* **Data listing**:
^^^^

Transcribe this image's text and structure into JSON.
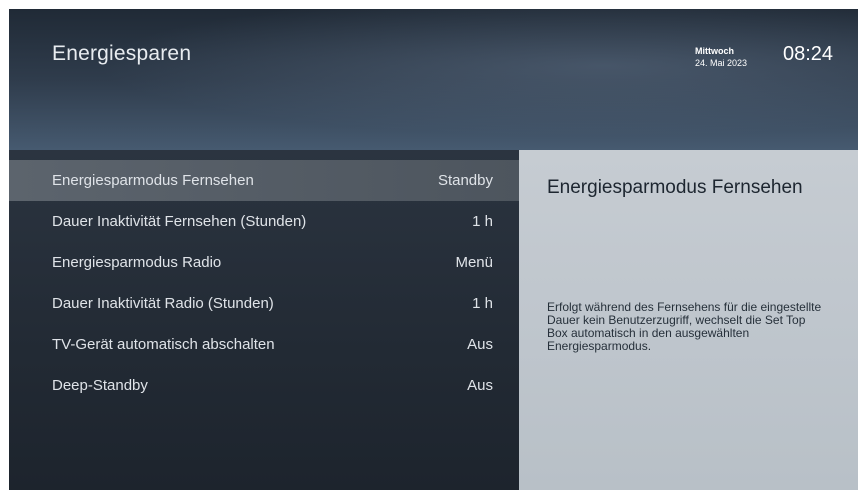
{
  "header": {
    "title": "Energiesparen",
    "weekday": "Mittwoch",
    "date": "24. Mai 2023",
    "time": "08:24"
  },
  "settings": [
    {
      "label": "Energiesparmodus Fernsehen",
      "value": "Standby",
      "selected": true
    },
    {
      "label": "Dauer Inaktivität Fernsehen (Stunden)",
      "value": "1 h"
    },
    {
      "label": "Energiesparmodus Radio",
      "value": "Menü"
    },
    {
      "label": "Dauer Inaktivität Radio (Stunden)",
      "value": "1 h"
    },
    {
      "label": "TV-Gerät automatisch abschalten",
      "value": "Aus"
    },
    {
      "label": "Deep-Standby",
      "value": "Aus"
    }
  ],
  "detail": {
    "title": "Energiesparmodus Fernsehen",
    "description": "Erfolgt während des Fernsehens für die eingestellte Dauer kein Benutzerzugriff, wechselt die Set Top Box automatisch in den ausgewählten Energiesparmodus."
  },
  "colors": {
    "selected_row": "#5c646d",
    "detail_panel": "#c6ccd2",
    "text_light": "#dfe3e8",
    "text_dark": "#1d2630"
  }
}
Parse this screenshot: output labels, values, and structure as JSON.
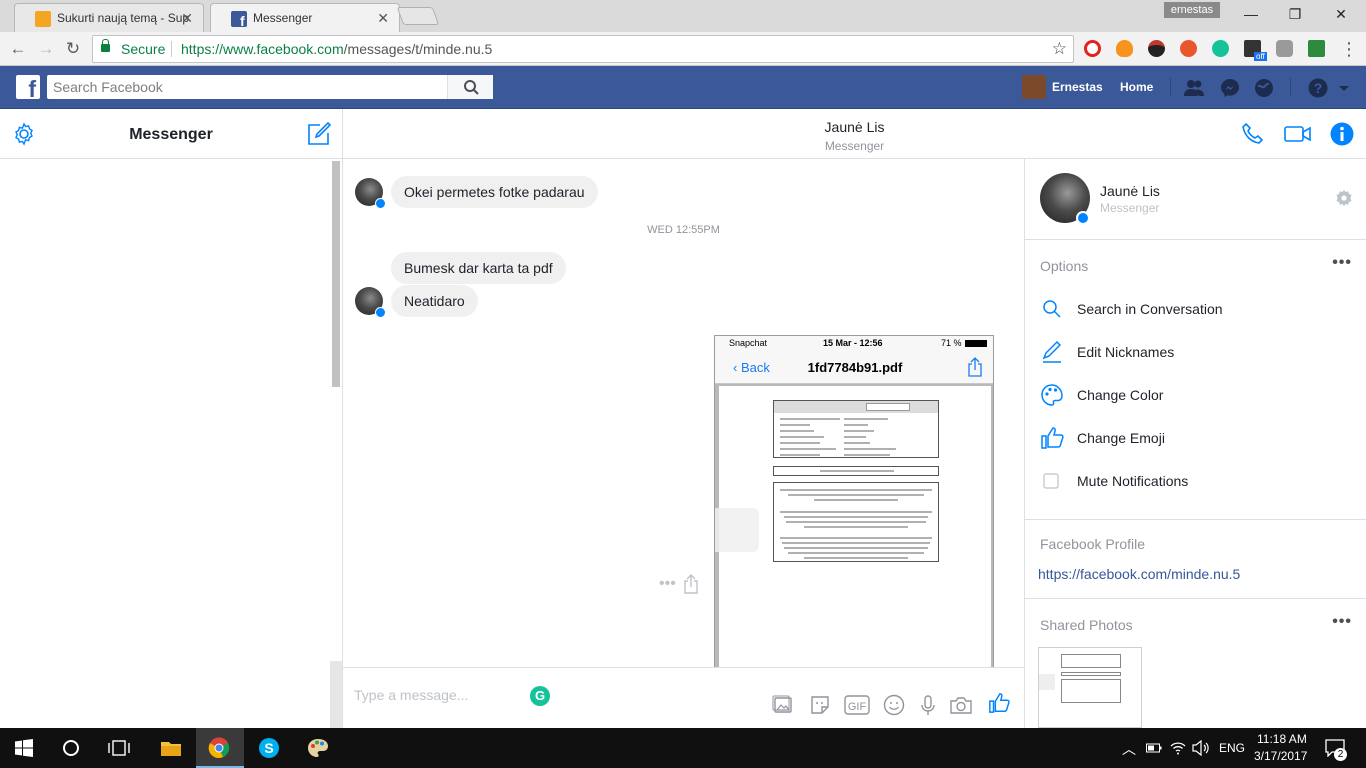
{
  "browser": {
    "tabs": [
      {
        "title": "Sukurti naują temą - Sup",
        "active": false,
        "favicon_color": "#f4a623"
      },
      {
        "title": "Messenger",
        "active": true,
        "favicon_color": "#3b5998"
      }
    ],
    "profile_name": "ernestas",
    "security_label": "Secure",
    "url_origin": "https://www.facebook.com",
    "url_path": "/messages/t/minde.nu.5",
    "extension_badge": "off"
  },
  "facebook": {
    "search_placeholder": "Search Facebook",
    "user_name": "Ernestas",
    "home_label": "Home",
    "brand_color": "#3b5998"
  },
  "messenger": {
    "left_title": "Messenger",
    "conversation": {
      "contact_name": "Jaunė Lis",
      "contact_sub": "Messenger",
      "messages": [
        {
          "text": "Okei permetes fotke padarau"
        },
        {
          "timestamp": "WED 12:55PM"
        },
        {
          "text": "Bumesk dar karta ta pdf"
        },
        {
          "text": "Neatidaro"
        }
      ],
      "photo": {
        "status_app": "Snapchat",
        "status_time": "15 Mar - 12:56",
        "status_battery": "71 %",
        "back_label": "Back",
        "file_title": "1fd7784b91.pdf"
      }
    },
    "composer": {
      "placeholder": "Type a message...",
      "grammarly_label": "G"
    },
    "right_panel": {
      "name": "Jaunė Lis",
      "sub": "Messenger",
      "options_label": "Options",
      "options": [
        {
          "label": "Search in Conversation",
          "icon": "search-icon"
        },
        {
          "label": "Edit Nicknames",
          "icon": "pencil-icon"
        },
        {
          "label": "Change Color",
          "icon": "palette-icon"
        },
        {
          "label": "Change Emoji",
          "icon": "thumbs-up-icon"
        },
        {
          "label": "Mute Notifications",
          "icon": "checkbox-icon"
        }
      ],
      "profile_label": "Facebook Profile",
      "profile_url": "https://facebook.com/minde.nu.5",
      "shared_photos_label": "Shared Photos"
    },
    "accent_color": "#0084ff"
  },
  "taskbar": {
    "language": "ENG",
    "time": "11:18 AM",
    "date": "3/17/2017",
    "notification_count": "2"
  }
}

^^^^

* **Task prompt**: Set down the complete material exactly, but do not include the images.

* **Output for this task**:
Transcribe this image's text and structure into JSON.
{
  "header": {
    "title": "Energiesparen",
    "weekday": "Mittwoch",
    "date": "24. Mai 2023",
    "time": "08:24"
  },
  "settings": [
    {
      "label": "Energiesparmodus Fernsehen",
      "value": "Standby",
      "selected": true
    },
    {
      "label": "Dauer Inaktivität Fernsehen (Stunden)",
      "value": "1 h"
    },
    {
      "label": "Energiesparmodus Radio",
      "value": "Menü"
    },
    {
      "label": "Dauer Inaktivität Radio (Stunden)",
      "value": "1 h"
    },
    {
      "label": "TV-Gerät automatisch abschalten",
      "value": "Aus"
    },
    {
      "label": "Deep-Standby",
      "value": "Aus"
    }
  ],
  "detail": {
    "title": "Energiesparmodus Fernsehen",
    "description": "Erfolgt während des Fernsehens für die eingestellte Dauer kein Benutzerzugriff, wechselt die Set Top Box automatisch in den ausgewählten Energiesparmodus."
  },
  "colors": {
    "selected_row": "#5c646d",
    "detail_panel": "#c6ccd2",
    "text_light": "#dfe3e8",
    "text_dark": "#1d2630"
  }
}
Parse this screenshot: output labels, values, and structure as JSON.
{
  "browser": {
    "tabs": [
      {
        "title": "Sukurti naują temą - Sup",
        "active": false,
        "favicon_color": "#f4a623"
      },
      {
        "title": "Messenger",
        "active": true,
        "favicon_color": "#3b5998"
      }
    ],
    "profile_name": "ernestas",
    "security_label": "Secure",
    "url_origin": "https://www.facebook.com",
    "url_path": "/messages/t/minde.nu.5",
    "extension_badge": "off"
  },
  "facebook": {
    "search_placeholder": "Search Facebook",
    "user_name": "Ernestas",
    "home_label": "Home",
    "brand_color": "#3b5998"
  },
  "messenger": {
    "left_title": "Messenger",
    "conversation": {
      "contact_name": "Jaunė Lis",
      "contact_sub": "Messenger",
      "messages": [
        {
          "text": "Okei permetes fotke padarau"
        },
        {
          "timestamp": "WED 12:55PM"
        },
        {
          "text": "Bumesk dar karta ta pdf"
        },
        {
          "text": "Neatidaro"
        }
      ],
      "photo": {
        "status_app": "Snapchat",
        "status_time": "15 Mar - 12:56",
        "status_battery": "71 %",
        "back_label": "Back",
        "file_title": "1fd7784b91.pdf"
      }
    },
    "composer": {
      "placeholder": "Type a message...",
      "grammarly_label": "G"
    },
    "right_panel": {
      "name": "Jaunė Lis",
      "sub": "Messenger",
      "options_label": "Options",
      "options": [
        {
          "label": "Search in Conversation",
          "icon": "search-icon"
        },
        {
          "label": "Edit Nicknames",
          "icon": "pencil-icon"
        },
        {
          "label": "Change Color",
          "icon": "palette-icon"
        },
        {
          "label": "Change Emoji",
          "icon": "thumbs-up-icon"
        },
        {
          "label": "Mute Notifications",
          "icon": "checkbox-icon"
        }
      ],
      "profile_label": "Facebook Profile",
      "profile_url": "https://facebook.com/minde.nu.5",
      "shared_photos_label": "Shared Photos"
    },
    "accent_color": "#0084ff"
  },
  "taskbar": {
    "language": "ENG",
    "time": "11:18 AM",
    "date": "3/17/2017",
    "notification_count": "2"
  }
}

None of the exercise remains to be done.